WORKING DATA →
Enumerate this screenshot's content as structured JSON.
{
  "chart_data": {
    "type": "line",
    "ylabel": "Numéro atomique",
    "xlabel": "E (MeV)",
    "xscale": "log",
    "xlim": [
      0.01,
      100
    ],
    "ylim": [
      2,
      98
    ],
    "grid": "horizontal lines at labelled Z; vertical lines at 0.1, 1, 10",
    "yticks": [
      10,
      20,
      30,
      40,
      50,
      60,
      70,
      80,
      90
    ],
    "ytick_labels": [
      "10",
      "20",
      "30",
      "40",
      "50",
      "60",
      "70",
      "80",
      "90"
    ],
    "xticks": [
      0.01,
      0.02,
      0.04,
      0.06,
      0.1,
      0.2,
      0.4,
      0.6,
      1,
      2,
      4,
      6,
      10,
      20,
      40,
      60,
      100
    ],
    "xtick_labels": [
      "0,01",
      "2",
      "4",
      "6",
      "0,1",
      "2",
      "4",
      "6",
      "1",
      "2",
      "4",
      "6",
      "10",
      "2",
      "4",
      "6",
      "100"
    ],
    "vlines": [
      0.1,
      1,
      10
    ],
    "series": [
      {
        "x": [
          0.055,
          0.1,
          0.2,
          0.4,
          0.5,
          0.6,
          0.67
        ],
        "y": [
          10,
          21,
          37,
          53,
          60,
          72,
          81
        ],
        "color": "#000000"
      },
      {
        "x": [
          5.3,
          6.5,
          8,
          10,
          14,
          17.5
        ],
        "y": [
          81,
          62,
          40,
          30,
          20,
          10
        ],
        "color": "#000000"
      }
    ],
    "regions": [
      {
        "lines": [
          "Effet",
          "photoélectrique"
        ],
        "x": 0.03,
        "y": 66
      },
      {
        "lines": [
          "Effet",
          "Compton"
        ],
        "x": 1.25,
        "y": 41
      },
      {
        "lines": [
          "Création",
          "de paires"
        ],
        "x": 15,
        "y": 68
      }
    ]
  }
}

TO BE DONE →
Extract all lines as given.

FINAL RESULT →
Enumerate this screenshot's content as structured JSON.
{
  "chart_data": {
    "type": "line",
    "ylabel": "Numéro atomique",
    "xlabel": "E (MeV)",
    "xscale": "log",
    "xlim": [
      0.01,
      100
    ],
    "ylim": [
      2,
      98
    ],
    "grid": "horizontal lines at labelled Z; vertical lines at 0.1, 1, 10",
    "yticks": [
      10,
      20,
      30,
      40,
      50,
      60,
      70,
      80,
      90
    ],
    "ytick_labels": [
      "10",
      "20",
      "30",
      "40",
      "50",
      "60",
      "70",
      "80",
      "90"
    ],
    "xticks": [
      0.01,
      0.02,
      0.04,
      0.06,
      0.1,
      0.2,
      0.4,
      0.6,
      1,
      2,
      4,
      6,
      10,
      20,
      40,
      60,
      100
    ],
    "xtick_labels": [
      "0,01",
      "2",
      "4",
      "6",
      "0,1",
      "2",
      "4",
      "6",
      "1",
      "2",
      "4",
      "6",
      "10",
      "2",
      "4",
      "6",
      "100"
    ],
    "vlines": [
      0.1,
      1,
      10
    ],
    "series": [
      {
        "x": [
          0.055,
          0.1,
          0.2,
          0.4,
          0.5,
          0.6,
          0.67
        ],
        "y": [
          10,
          21,
          37,
          53,
          60,
          72,
          81
        ],
        "color": "#000000"
      },
      {
        "x": [
          5.3,
          6.5,
          8,
          10,
          14,
          17.5
        ],
        "y": [
          81,
          62,
          40,
          30,
          20,
          10
        ],
        "color": "#000000"
      }
    ],
    "regions": [
      {
        "lines": [
          "Effet",
          "photoélectrique"
        ],
        "x": 0.03,
        "y": 66
      },
      {
        "lines": [
          "Effet",
          "Compton"
        ],
        "x": 1.25,
        "y": 41
      },
      {
        "lines": [
          "Création",
          "de paires"
        ],
        "x": 15,
        "y": 68
      }
    ]
  }
}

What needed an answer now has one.